------ The records
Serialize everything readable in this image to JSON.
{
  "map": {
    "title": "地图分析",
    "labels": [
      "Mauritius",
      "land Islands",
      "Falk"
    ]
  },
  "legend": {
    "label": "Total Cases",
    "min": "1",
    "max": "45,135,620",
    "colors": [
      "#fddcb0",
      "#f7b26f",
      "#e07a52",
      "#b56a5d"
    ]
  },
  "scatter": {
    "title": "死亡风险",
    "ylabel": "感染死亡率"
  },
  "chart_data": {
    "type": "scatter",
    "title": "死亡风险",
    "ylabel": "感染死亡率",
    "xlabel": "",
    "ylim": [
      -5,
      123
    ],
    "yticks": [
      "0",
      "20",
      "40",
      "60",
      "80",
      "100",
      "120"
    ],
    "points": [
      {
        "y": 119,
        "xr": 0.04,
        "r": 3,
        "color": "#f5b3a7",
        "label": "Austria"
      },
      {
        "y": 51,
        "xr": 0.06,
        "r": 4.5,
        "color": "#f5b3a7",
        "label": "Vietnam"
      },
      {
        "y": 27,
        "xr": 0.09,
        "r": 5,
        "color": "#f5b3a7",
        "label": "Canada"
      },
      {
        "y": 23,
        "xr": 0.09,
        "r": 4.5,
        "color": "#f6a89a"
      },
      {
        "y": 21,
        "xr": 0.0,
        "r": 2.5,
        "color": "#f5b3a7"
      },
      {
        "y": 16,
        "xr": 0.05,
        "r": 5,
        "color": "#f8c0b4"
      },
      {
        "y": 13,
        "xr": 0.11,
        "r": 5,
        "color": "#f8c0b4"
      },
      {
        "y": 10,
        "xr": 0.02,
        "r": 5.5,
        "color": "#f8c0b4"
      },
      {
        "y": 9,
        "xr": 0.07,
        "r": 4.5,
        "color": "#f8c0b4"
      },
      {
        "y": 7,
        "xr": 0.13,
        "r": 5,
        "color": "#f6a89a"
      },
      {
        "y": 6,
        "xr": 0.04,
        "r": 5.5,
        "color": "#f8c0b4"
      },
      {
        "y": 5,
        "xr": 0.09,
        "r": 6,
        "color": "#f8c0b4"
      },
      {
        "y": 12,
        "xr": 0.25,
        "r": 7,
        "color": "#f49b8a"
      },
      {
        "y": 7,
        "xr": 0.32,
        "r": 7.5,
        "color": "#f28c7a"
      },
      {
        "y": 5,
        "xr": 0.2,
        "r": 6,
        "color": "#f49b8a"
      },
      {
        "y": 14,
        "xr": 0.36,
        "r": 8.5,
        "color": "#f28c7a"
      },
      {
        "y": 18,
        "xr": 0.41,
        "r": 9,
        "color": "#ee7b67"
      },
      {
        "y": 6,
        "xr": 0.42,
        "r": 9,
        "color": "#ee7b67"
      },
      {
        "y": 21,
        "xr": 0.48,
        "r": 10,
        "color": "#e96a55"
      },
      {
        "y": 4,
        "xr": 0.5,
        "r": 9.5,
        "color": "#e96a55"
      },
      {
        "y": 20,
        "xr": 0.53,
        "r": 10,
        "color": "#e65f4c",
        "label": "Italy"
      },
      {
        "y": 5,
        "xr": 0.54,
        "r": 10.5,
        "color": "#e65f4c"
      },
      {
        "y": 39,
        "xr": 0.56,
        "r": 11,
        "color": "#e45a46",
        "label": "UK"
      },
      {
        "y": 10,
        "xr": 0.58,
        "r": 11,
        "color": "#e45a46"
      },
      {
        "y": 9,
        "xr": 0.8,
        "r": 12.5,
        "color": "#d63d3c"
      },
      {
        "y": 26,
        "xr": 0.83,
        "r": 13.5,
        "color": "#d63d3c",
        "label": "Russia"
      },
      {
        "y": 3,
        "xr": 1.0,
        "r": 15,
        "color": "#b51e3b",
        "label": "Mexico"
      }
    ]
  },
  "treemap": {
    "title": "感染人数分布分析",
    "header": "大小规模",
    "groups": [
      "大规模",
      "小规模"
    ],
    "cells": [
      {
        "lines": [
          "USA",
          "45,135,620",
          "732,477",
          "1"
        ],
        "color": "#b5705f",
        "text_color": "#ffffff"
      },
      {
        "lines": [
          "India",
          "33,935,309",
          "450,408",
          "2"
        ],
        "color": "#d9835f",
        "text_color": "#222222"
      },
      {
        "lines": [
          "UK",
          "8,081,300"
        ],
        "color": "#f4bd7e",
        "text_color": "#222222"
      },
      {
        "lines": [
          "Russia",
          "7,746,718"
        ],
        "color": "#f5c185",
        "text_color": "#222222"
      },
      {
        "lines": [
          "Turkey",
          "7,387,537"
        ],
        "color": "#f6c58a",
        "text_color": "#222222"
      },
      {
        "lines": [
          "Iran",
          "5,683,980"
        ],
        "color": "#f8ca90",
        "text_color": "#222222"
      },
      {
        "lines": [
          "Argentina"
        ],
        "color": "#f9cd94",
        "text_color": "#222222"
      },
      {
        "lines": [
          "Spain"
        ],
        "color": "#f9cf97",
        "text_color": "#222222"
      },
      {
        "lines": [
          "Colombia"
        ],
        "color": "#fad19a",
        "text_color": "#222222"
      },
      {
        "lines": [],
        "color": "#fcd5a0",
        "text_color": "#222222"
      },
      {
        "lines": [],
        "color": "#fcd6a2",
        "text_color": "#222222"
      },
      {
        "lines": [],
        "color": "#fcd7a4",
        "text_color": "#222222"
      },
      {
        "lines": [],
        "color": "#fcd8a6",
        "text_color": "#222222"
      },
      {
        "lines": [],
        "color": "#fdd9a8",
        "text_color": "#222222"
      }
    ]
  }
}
------------
Reproduce the material above without altering a single character.

### Solution
Serialize everything readable in this image to JSON.
{
  "map": {
    "title": "地图分析",
    "labels": [
      "Mauritius",
      "land Islands",
      "Falk"
    ]
  },
  "legend": {
    "label": "Total Cases",
    "min": "1",
    "max": "45,135,620",
    "colors": [
      "#fddcb0",
      "#f7b26f",
      "#e07a52",
      "#b56a5d"
    ]
  },
  "scatter": {
    "title": "死亡风险",
    "ylabel": "感染死亡率"
  },
  "chart_data": {
    "type": "scatter",
    "title": "死亡风险",
    "ylabel": "感染死亡率",
    "xlabel": "",
    "ylim": [
      -5,
      123
    ],
    "yticks": [
      "0",
      "20",
      "40",
      "60",
      "80",
      "100",
      "120"
    ],
    "points": [
      {
        "y": 119,
        "xr": 0.04,
        "r": 3,
        "color": "#f5b3a7",
        "label": "Austria"
      },
      {
        "y": 51,
        "xr": 0.06,
        "r": 4.5,
        "color": "#f5b3a7",
        "label": "Vietnam"
      },
      {
        "y": 27,
        "xr": 0.09,
        "r": 5,
        "color": "#f5b3a7",
        "label": "Canada"
      },
      {
        "y": 23,
        "xr": 0.09,
        "r": 4.5,
        "color": "#f6a89a"
      },
      {
        "y": 21,
        "xr": 0.0,
        "r": 2.5,
        "color": "#f5b3a7"
      },
      {
        "y": 16,
        "xr": 0.05,
        "r": 5,
        "color": "#f8c0b4"
      },
      {
        "y": 13,
        "xr": 0.11,
        "r": 5,
        "color": "#f8c0b4"
      },
      {
        "y": 10,
        "xr": 0.02,
        "r": 5.5,
        "color": "#f8c0b4"
      },
      {
        "y": 9,
        "xr": 0.07,
        "r": 4.5,
        "color": "#f8c0b4"
      },
      {
        "y": 7,
        "xr": 0.13,
        "r": 5,
        "color": "#f6a89a"
      },
      {
        "y": 6,
        "xr": 0.04,
        "r": 5.5,
        "color": "#f8c0b4"
      },
      {
        "y": 5,
        "xr": 0.09,
        "r": 6,
        "color": "#f8c0b4"
      },
      {
        "y": 12,
        "xr": 0.25,
        "r": 7,
        "color": "#f49b8a"
      },
      {
        "y": 7,
        "xr": 0.32,
        "r": 7.5,
        "color": "#f28c7a"
      },
      {
        "y": 5,
        "xr": 0.2,
        "r": 6,
        "color": "#f49b8a"
      },
      {
        "y": 14,
        "xr": 0.36,
        "r": 8.5,
        "color": "#f28c7a"
      },
      {
        "y": 18,
        "xr": 0.41,
        "r": 9,
        "color": "#ee7b67"
      },
      {
        "y": 6,
        "xr": 0.42,
        "r": 9,
        "color": "#ee7b67"
      },
      {
        "y": 21,
        "xr": 0.48,
        "r": 10,
        "color": "#e96a55"
      },
      {
        "y": 4,
        "xr": 0.5,
        "r": 9.5,
        "color": "#e96a55"
      },
      {
        "y": 20,
        "xr": 0.53,
        "r": 10,
        "color": "#e65f4c",
        "label": "Italy"
      },
      {
        "y": 5,
        "xr": 0.54,
        "r": 10.5,
        "color": "#e65f4c"
      },
      {
        "y": 39,
        "xr": 0.56,
        "r": 11,
        "color": "#e45a46",
        "label": "UK"
      },
      {
        "y": 10,
        "xr": 0.58,
        "r": 11,
        "color": "#e45a46"
      },
      {
        "y": 9,
        "xr": 0.8,
        "r": 12.5,
        "color": "#d63d3c"
      },
      {
        "y": 26,
        "xr": 0.83,
        "r": 13.5,
        "color": "#d63d3c",
        "label": "Russia"
      },
      {
        "y": 3,
        "xr": 1.0,
        "r": 15,
        "color": "#b51e3b",
        "label": "Mexico"
      }
    ]
  },
  "treemap": {
    "title": "感染人数分布分析",
    "header": "大小规模",
    "groups": [
      "大规模",
      "小规模"
    ],
    "cells": [
      {
        "lines": [
          "USA",
          "45,135,620",
          "732,477",
          "1"
        ],
        "color": "#b5705f",
        "text_color": "#ffffff"
      },
      {
        "lines": [
          "India",
          "33,935,309",
          "450,408",
          "2"
        ],
        "color": "#d9835f",
        "text_color": "#222222"
      },
      {
        "lines": [
          "UK",
          "8,081,300"
        ],
        "color": "#f4bd7e",
        "text_color": "#222222"
      },
      {
        "lines": [
          "Russia",
          "7,746,718"
        ],
        "color": "#f5c185",
        "text_color": "#222222"
      },
      {
        "lines": [
          "Turkey",
          "7,387,537"
        ],
        "color": "#f6c58a",
        "text_color": "#222222"
      },
      {
        "lines": [
          "Iran",
          "5,683,980"
        ],
        "color": "#f8ca90",
        "text_color": "#222222"
      },
      {
        "lines": [
          "Argentina"
        ],
        "color": "#f9cd94",
        "text_color": "#222222"
      },
      {
        "lines": [
          "Spain"
        ],
        "color": "#f9cf97",
        "text_color": "#222222"
      },
      {
        "lines": [
          "Colombia"
        ],
        "color": "#fad19a",
        "text_color": "#222222"
      },
      {
        "lines": [],
        "color": "#fcd5a0",
        "text_color": "#222222"
      },
      {
        "lines": [],
        "color": "#fcd6a2",
        "text_color": "#222222"
      },
      {
        "lines": [],
        "color": "#fcd7a4",
        "text_color": "#222222"
      },
      {
        "lines": [],
        "color": "#fcd8a6",
        "text_color": "#222222"
      },
      {
        "lines": [],
        "color": "#fdd9a8",
        "text_color": "#222222"
      }
    ]
  }
}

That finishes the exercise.